## Your task
Examine the records and identify each line that includes the string "Cases". Copy those lines.

Chart and figure data
• • • •

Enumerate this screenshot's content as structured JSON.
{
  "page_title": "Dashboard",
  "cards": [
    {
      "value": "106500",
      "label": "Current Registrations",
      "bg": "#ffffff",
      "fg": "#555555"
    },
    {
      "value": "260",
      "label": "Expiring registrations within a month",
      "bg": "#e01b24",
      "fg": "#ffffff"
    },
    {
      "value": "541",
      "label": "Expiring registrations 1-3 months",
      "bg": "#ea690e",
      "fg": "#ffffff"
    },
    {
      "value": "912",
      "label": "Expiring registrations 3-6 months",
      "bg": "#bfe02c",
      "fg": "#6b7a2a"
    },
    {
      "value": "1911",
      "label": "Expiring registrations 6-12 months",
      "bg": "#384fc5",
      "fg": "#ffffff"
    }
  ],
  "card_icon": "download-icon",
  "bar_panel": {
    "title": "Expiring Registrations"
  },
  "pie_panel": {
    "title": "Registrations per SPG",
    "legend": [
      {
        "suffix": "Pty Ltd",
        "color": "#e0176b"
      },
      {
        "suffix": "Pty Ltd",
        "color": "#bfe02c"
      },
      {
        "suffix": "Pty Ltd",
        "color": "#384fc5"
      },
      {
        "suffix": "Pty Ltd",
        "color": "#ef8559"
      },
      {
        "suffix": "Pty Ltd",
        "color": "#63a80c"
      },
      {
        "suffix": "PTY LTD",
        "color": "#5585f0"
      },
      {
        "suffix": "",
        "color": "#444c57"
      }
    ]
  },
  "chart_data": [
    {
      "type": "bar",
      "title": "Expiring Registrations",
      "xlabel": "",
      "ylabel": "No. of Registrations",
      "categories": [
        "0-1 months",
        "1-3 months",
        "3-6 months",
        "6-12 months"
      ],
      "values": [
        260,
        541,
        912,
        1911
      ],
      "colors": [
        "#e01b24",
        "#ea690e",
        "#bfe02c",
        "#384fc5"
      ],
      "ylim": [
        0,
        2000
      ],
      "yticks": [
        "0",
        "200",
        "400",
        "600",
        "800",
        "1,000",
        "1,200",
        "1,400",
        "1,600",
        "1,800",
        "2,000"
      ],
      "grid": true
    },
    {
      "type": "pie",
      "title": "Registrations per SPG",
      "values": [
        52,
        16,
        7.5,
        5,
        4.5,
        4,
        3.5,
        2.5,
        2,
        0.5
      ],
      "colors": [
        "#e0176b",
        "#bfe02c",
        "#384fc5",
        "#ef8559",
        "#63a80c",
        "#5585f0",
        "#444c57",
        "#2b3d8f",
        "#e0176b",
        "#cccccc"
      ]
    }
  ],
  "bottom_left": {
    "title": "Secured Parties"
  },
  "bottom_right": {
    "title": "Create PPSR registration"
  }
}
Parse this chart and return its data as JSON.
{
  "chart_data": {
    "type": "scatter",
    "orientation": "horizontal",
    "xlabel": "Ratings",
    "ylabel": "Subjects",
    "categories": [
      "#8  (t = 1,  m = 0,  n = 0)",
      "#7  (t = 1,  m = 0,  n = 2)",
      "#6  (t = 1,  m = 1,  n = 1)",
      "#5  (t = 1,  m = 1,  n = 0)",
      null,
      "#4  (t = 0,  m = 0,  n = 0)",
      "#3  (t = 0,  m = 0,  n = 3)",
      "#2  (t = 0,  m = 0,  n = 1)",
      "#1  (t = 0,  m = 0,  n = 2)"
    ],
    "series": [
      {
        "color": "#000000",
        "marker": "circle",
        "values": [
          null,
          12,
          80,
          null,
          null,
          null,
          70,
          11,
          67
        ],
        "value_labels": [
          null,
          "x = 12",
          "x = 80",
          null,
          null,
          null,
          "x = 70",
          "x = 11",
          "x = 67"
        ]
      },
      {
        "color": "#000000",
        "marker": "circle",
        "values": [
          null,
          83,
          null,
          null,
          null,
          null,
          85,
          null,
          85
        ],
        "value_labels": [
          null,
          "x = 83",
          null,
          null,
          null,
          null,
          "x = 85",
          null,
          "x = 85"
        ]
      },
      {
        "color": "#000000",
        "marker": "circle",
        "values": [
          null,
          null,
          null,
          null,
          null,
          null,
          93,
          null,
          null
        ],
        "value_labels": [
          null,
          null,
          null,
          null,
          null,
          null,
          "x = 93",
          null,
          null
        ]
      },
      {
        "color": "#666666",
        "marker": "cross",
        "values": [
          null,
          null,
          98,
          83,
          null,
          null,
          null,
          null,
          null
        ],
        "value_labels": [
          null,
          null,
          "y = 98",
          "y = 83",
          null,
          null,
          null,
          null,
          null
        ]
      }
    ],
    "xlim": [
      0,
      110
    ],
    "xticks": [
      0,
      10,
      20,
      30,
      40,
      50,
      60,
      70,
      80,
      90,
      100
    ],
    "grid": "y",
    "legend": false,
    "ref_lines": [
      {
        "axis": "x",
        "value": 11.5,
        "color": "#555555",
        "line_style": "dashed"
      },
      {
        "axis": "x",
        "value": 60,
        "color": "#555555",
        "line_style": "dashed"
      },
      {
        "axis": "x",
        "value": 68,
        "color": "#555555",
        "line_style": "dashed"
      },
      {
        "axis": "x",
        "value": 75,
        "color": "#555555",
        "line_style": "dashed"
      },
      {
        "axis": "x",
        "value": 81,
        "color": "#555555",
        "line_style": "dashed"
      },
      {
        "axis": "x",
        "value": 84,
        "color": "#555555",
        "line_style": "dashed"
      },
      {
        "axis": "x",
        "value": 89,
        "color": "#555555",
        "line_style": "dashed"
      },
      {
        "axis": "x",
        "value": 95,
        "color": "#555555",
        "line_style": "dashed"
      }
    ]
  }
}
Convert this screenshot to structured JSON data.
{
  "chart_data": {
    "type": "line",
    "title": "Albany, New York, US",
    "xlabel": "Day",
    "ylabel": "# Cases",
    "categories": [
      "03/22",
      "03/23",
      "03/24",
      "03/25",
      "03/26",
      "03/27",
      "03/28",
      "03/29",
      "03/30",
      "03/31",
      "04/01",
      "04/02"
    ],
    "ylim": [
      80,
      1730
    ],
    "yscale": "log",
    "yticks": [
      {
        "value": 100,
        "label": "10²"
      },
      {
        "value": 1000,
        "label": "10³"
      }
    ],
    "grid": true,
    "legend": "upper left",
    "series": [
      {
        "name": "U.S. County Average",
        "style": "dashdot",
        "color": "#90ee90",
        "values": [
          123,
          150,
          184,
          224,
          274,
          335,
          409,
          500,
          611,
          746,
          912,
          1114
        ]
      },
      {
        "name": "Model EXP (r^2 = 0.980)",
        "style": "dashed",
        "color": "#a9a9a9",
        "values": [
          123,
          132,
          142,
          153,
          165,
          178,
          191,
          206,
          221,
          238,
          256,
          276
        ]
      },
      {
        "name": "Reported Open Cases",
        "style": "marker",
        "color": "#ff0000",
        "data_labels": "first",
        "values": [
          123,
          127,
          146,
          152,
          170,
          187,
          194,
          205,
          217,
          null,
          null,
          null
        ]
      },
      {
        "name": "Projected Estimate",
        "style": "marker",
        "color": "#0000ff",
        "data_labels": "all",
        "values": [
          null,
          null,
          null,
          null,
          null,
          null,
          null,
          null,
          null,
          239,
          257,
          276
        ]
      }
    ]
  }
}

• • • •

## Answer to the exercise
    "ylabel": "# Cases",
        "name": "Reported Open Cases",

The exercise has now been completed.